# GIVEN EXERCISE:
Your task is to give the data again, exactly, with every line intact.

--- START LISTING ---

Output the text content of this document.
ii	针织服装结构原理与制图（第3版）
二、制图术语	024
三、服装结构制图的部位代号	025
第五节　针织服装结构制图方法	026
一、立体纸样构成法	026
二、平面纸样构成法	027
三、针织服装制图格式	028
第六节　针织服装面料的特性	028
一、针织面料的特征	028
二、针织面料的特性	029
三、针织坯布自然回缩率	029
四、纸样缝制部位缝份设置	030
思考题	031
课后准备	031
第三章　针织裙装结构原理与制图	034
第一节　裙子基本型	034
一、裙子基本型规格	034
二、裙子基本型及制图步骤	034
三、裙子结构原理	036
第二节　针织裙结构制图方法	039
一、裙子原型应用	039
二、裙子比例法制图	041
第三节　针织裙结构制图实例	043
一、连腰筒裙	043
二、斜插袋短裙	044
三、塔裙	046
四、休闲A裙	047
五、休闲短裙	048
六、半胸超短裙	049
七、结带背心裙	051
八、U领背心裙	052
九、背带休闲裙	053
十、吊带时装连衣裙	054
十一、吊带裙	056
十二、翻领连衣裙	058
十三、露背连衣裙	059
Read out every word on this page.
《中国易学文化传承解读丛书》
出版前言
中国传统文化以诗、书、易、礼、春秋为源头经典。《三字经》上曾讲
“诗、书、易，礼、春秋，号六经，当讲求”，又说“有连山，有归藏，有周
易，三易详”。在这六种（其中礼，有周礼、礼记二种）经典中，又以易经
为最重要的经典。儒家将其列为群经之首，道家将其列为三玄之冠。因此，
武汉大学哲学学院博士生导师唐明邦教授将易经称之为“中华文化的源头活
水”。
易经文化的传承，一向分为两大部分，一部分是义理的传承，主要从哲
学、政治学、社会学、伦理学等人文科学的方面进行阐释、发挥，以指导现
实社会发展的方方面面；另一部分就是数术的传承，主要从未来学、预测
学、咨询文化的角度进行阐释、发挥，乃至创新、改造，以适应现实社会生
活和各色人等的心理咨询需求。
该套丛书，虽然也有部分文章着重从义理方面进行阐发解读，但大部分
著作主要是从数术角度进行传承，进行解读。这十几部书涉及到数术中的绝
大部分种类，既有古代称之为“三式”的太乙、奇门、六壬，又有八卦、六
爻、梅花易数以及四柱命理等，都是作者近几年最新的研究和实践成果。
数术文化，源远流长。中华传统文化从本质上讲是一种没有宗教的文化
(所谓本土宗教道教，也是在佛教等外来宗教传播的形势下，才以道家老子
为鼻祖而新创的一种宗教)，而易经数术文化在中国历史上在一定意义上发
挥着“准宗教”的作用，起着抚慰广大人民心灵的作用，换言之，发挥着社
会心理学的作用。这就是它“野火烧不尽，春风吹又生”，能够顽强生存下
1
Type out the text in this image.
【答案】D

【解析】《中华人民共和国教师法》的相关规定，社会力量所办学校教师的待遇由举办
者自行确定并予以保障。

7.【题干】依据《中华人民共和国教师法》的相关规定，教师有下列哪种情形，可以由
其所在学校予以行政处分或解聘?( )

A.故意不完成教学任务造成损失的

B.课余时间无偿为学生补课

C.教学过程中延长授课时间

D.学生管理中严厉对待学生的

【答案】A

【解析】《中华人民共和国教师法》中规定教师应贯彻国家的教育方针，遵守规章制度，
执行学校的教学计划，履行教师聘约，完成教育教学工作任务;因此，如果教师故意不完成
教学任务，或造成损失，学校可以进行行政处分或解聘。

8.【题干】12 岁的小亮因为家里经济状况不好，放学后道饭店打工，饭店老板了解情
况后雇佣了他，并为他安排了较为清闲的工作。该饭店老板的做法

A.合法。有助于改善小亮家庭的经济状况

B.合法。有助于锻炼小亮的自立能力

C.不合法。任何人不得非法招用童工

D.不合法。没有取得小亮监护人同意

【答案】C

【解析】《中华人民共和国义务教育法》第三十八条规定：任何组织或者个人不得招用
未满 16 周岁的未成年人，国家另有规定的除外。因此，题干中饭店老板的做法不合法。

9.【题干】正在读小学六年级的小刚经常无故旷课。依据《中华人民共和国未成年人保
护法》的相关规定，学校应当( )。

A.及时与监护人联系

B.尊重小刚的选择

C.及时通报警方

--- END LISTING ---

# WORKED SOLUTION:
Output the text content of this document.
ii	针织服装结构原理与制图（第3版）
二、制图术语	024
三、服装结构制图的部位代号	025
第五节　针织服装结构制图方法	026
一、立体纸样构成法	026
二、平面纸样构成法	027
三、针织服装制图格式	028
第六节　针织服装面料的特性	028
一、针织面料的特征	028
二、针织面料的特性	029
三、针织坯布自然回缩率	029
四、纸样缝制部位缝份设置	030
思考题	031
课后准备	031
第三章　针织裙装结构原理与制图	034
第一节　裙子基本型	034
一、裙子基本型规格	034
二、裙子基本型及制图步骤	034
三、裙子结构原理	036
第二节　针织裙结构制图方法	039
一、裙子原型应用	039
二、裙子比例法制图	041
第三节　针织裙结构制图实例	043
一、连腰筒裙	043
二、斜插袋短裙	044
三、塔裙	046
四、休闲A裙	047
五、休闲短裙	048
六、半胸超短裙	049
七、结带背心裙	051
八、U领背心裙	052
九、背带休闲裙	053
十、吊带时装连衣裙	054
十一、吊带裙	056
十二、翻领连衣裙	058
十三、露背连衣裙	059
Read out every word on this page.
《中国易学文化传承解读丛书》
出版前言
中国传统文化以诗、书、易、礼、春秋为源头经典。《三字经》上曾讲
“诗、书、易，礼、春秋，号六经，当讲求”，又说“有连山，有归藏，有周
易，三易详”。在这六种（其中礼，有周礼、礼记二种）经典中，又以易经
为最重要的经典。儒家将其列为群经之首，道家将其列为三玄之冠。因此，
武汉大学哲学学院博士生导师唐明邦教授将易经称之为“中华文化的源头活
水”。
易经文化的传承，一向分为两大部分，一部分是义理的传承，主要从哲
学、政治学、社会学、伦理学等人文科学的方面进行阐释、发挥，以指导现
实社会发展的方方面面；另一部分就是数术的传承，主要从未来学、预测
学、咨询文化的角度进行阐释、发挥，乃至创新、改造，以适应现实社会生
活和各色人等的心理咨询需求。
该套丛书，虽然也有部分文章着重从义理方面进行阐发解读，但大部分
著作主要是从数术角度进行传承，进行解读。这十几部书涉及到数术中的绝
大部分种类，既有古代称之为“三式”的太乙、奇门、六壬，又有八卦、六
爻、梅花易数以及四柱命理等，都是作者近几年最新的研究和实践成果。
数术文化，源远流长。中华传统文化从本质上讲是一种没有宗教的文化
(所谓本土宗教道教，也是在佛教等外来宗教传播的形势下，才以道家老子
为鼻祖而新创的一种宗教)，而易经数术文化在中国历史上在一定意义上发
挥着“准宗教”的作用，起着抚慰广大人民心灵的作用，换言之，发挥着社
会心理学的作用。这就是它“野火烧不尽，春风吹又生”，能够顽强生存下
1
Type out the text in this image.
【答案】D

【解析】《中华人民共和国教师法》的相关规定，社会力量所办学校教师的待遇由举办
者自行确定并予以保障。

7.【题干】依据《中华人民共和国教师法》的相关规定，教师有下列哪种情形，可以由
其所在学校予以行政处分或解聘?( )

A.故意不完成教学任务造成损失的

B.课余时间无偿为学生补课

C.教学过程中延长授课时间

D.学生管理中严厉对待学生的

【答案】A

【解析】《中华人民共和国教师法》中规定教师应贯彻国家的教育方针，遵守规章制度，
执行学校的教学计划，履行教师聘约，完成教育教学工作任务;因此，如果教师故意不完成
教学任务，或造成损失，学校可以进行行政处分或解聘。

8.【题干】12 岁的小亮因为家里经济状况不好，放学后道饭店打工，饭店老板了解情
况后雇佣了他，并为他安排了较为清闲的工作。该饭店老板的做法

A.合法。有助于改善小亮家庭的经济状况

B.合法。有助于锻炼小亮的自立能力

C.不合法。任何人不得非法招用童工

D.不合法。没有取得小亮监护人同意

【答案】C

【解析】《中华人民共和国义务教育法》第三十八条规定：任何组织或者个人不得招用
未满 16 周岁的未成年人，国家另有规定的除外。因此，题干中饭店老板的做法不合法。

9.【题干】正在读小学六年级的小刚经常无故旷课。依据《中华人民共和国未成年人保
护法》的相关规定，学校应当( )。

A.及时与监护人联系

B.尊重小刚的选择

C.及时通报警方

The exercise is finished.